# Your goal
Pictures do not belong in the copy; quote every entry below exactly.

# Entries provided
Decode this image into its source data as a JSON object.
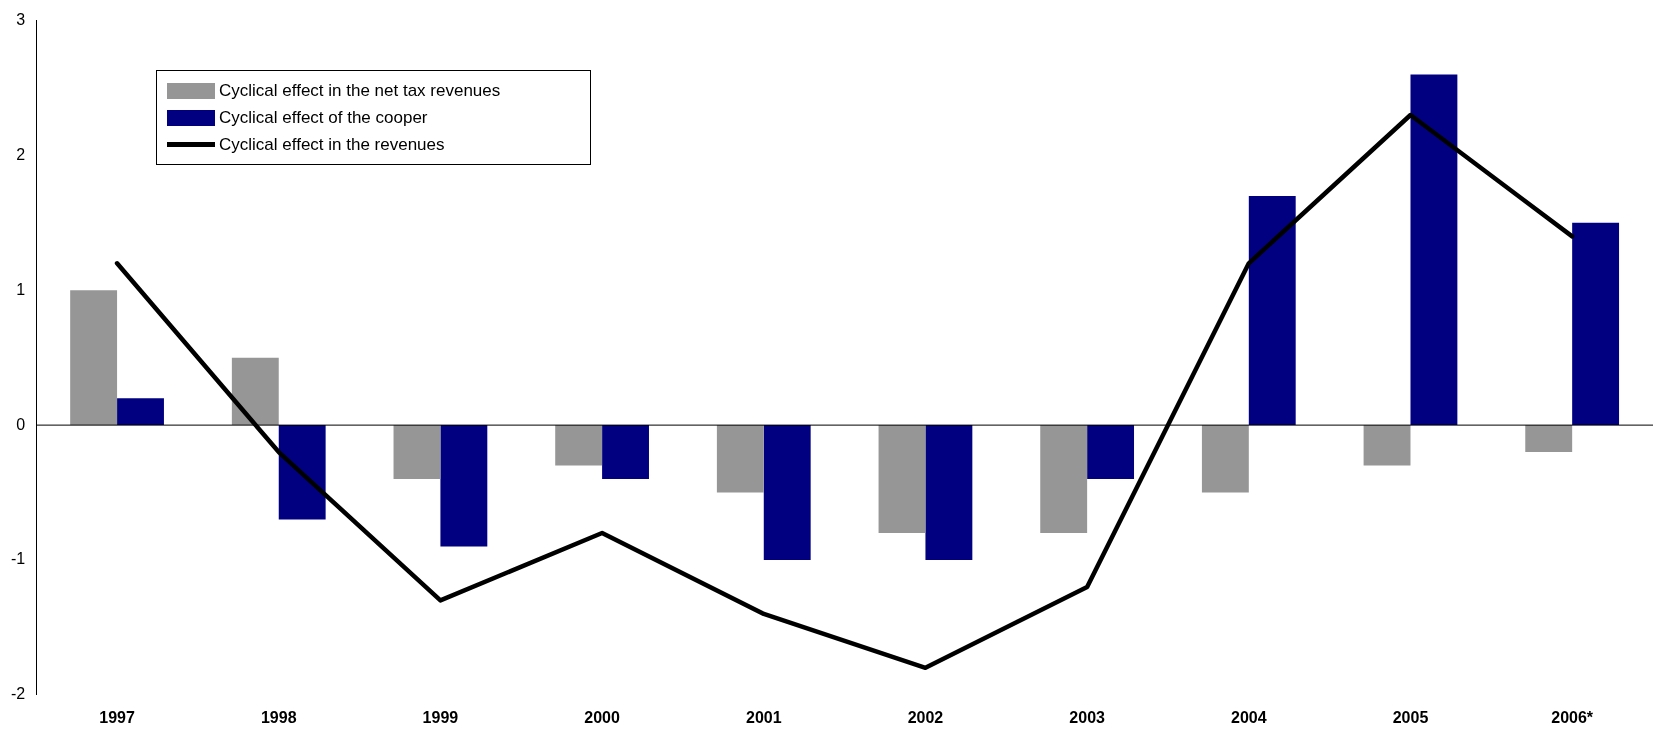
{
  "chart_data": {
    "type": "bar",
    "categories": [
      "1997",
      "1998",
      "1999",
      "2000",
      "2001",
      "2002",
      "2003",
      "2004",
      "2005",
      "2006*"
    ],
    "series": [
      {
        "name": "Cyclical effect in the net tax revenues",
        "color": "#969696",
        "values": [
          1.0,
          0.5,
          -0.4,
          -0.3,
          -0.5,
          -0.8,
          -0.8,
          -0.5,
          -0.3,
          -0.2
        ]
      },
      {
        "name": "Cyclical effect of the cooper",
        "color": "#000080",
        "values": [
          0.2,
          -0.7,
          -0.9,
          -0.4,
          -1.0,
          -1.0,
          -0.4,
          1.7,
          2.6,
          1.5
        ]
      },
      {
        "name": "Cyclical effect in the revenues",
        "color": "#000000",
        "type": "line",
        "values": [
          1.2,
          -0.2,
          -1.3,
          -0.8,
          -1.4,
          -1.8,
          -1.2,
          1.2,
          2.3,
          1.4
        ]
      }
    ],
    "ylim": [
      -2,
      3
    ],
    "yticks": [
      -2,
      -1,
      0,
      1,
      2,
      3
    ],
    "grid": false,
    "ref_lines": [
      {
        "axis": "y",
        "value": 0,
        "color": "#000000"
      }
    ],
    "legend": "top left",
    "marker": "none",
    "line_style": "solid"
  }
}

# Response below
Decode this image into its source data as a JSON object.
{
  "chart_data": {
    "type": "bar",
    "categories": [
      "1997",
      "1998",
      "1999",
      "2000",
      "2001",
      "2002",
      "2003",
      "2004",
      "2005",
      "2006*"
    ],
    "series": [
      {
        "name": "Cyclical effect in the net tax revenues",
        "color": "#969696",
        "values": [
          1.0,
          0.5,
          -0.4,
          -0.3,
          -0.5,
          -0.8,
          -0.8,
          -0.5,
          -0.3,
          -0.2
        ]
      },
      {
        "name": "Cyclical effect of the cooper",
        "color": "#000080",
        "values": [
          0.2,
          -0.7,
          -0.9,
          -0.4,
          -1.0,
          -1.0,
          -0.4,
          1.7,
          2.6,
          1.5
        ]
      },
      {
        "name": "Cyclical effect in the revenues",
        "color": "#000000",
        "type": "line",
        "values": [
          1.2,
          -0.2,
          -1.3,
          -0.8,
          -1.4,
          -1.8,
          -1.2,
          1.2,
          2.3,
          1.4
        ]
      }
    ],
    "ylim": [
      -2,
      3
    ],
    "yticks": [
      -2,
      -1,
      0,
      1,
      2,
      3
    ],
    "grid": false,
    "ref_lines": [
      {
        "axis": "y",
        "value": 0,
        "color": "#000000"
      }
    ],
    "legend": "top left",
    "marker": "none",
    "line_style": "solid"
  }
}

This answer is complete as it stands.